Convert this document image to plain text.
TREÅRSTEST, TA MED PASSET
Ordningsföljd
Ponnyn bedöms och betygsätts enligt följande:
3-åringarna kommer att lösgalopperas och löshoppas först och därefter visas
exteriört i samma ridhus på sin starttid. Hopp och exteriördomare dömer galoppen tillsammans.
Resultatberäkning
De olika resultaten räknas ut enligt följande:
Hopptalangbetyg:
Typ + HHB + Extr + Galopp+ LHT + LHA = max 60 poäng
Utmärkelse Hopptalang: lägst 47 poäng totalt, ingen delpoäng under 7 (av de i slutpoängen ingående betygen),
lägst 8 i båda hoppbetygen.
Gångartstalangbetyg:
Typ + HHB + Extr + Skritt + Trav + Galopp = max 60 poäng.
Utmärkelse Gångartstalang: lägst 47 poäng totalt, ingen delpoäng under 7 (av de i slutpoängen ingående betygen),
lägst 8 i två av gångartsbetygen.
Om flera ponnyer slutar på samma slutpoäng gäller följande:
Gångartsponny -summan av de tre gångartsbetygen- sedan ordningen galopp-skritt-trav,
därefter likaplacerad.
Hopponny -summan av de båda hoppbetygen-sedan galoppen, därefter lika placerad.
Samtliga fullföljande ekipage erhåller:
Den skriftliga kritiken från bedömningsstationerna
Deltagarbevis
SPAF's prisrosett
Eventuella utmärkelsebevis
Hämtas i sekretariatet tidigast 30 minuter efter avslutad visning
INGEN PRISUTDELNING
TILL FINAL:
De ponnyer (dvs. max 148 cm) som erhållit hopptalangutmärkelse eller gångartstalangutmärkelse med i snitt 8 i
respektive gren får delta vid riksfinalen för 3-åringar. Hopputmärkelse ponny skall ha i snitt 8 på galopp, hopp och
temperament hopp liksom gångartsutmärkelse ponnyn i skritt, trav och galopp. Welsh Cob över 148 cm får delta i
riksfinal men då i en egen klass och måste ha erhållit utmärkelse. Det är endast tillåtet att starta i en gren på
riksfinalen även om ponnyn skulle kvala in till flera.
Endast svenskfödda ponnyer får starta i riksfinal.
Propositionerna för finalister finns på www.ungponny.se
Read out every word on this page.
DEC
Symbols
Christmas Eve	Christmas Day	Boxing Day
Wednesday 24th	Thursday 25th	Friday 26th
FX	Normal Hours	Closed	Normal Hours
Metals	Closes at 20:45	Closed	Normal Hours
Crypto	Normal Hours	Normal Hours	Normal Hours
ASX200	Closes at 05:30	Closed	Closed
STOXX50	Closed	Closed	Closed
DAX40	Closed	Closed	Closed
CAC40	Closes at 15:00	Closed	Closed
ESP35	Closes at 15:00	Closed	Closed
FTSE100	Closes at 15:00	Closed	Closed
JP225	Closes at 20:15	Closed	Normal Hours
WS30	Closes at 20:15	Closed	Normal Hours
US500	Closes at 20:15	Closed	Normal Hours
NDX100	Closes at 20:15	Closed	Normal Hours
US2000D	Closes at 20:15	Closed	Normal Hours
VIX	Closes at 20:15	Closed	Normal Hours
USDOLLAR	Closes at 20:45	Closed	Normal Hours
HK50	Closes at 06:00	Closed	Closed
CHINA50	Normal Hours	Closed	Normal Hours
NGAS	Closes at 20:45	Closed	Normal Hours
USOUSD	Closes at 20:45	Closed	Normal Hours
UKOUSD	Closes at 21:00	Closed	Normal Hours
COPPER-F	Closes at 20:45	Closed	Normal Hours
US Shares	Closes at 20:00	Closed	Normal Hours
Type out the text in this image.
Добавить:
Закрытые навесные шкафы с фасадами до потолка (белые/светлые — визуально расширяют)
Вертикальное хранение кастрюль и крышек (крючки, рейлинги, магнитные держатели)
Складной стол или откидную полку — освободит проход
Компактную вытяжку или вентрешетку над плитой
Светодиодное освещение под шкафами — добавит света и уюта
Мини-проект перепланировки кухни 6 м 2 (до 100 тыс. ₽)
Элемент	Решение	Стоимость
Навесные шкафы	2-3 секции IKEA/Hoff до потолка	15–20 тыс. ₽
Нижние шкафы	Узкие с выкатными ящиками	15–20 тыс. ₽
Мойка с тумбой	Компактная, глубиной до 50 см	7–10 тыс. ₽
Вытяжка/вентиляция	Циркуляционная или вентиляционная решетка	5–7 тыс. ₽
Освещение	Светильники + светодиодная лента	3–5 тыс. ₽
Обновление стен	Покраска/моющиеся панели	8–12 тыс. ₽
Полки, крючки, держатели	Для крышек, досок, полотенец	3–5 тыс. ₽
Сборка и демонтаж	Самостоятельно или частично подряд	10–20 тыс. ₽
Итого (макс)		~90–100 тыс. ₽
━━━━━━━━━━━━━━━━━━━━━━━━━━━━━━
== Short problem ==
For the entries shown above, give the number of lines that include the word "gren", without any other text.

== Output below ==
2